- [Challenge]
Copy out all the records exactly.

Dataset items:
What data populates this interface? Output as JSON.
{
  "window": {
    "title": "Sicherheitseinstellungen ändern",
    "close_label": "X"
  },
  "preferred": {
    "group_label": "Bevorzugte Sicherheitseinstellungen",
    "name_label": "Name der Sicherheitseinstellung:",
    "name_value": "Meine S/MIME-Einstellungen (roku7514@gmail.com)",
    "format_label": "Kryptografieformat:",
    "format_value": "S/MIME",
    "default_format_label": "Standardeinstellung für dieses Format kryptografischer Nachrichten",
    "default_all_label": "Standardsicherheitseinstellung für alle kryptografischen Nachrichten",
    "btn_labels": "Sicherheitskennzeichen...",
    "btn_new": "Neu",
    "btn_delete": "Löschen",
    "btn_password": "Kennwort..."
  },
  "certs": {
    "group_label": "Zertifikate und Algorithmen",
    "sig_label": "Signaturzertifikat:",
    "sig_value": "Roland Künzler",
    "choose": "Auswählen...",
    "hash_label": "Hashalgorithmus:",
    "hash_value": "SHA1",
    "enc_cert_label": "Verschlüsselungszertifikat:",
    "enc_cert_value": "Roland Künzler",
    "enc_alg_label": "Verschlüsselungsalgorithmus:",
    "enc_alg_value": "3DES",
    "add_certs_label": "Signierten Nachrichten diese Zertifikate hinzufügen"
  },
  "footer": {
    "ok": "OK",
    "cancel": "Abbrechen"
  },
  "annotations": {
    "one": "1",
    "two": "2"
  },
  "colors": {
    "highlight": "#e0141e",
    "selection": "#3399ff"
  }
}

- [Response for this exercise]
What data populates this interface? Output as JSON.
{
  "window": {
    "title": "Sicherheitseinstellungen ändern",
    "close_label": "X"
  },
  "preferred": {
    "group_label": "Bevorzugte Sicherheitseinstellungen",
    "name_label": "Name der Sicherheitseinstellung:",
    "name_value": "Meine S/MIME-Einstellungen (roku7514@gmail.com)",
    "format_label": "Kryptografieformat:",
    "format_value": "S/MIME",
    "default_format_label": "Standardeinstellung für dieses Format kryptografischer Nachrichten",
    "default_all_label": "Standardsicherheitseinstellung für alle kryptografischen Nachrichten",
    "btn_labels": "Sicherheitskennzeichen...",
    "btn_new": "Neu",
    "btn_delete": "Löschen",
    "btn_password": "Kennwort..."
  },
  "certs": {
    "group_label": "Zertifikate und Algorithmen",
    "sig_label": "Signaturzertifikat:",
    "sig_value": "Roland Künzler",
    "choose": "Auswählen...",
    "hash_label": "Hashalgorithmus:",
    "hash_value": "SHA1",
    "enc_cert_label": "Verschlüsselungszertifikat:",
    "enc_cert_value": "Roland Künzler",
    "enc_alg_label": "Verschlüsselungsalgorithmus:",
    "enc_alg_value": "3DES",
    "add_certs_label": "Signierten Nachrichten diese Zertifikate hinzufügen"
  },
  "footer": {
    "ok": "OK",
    "cancel": "Abbrechen"
  },
  "annotations": {
    "one": "1",
    "two": "2"
  },
  "colors": {
    "highlight": "#e0141e",
    "selection": "#3399ff"
  }
}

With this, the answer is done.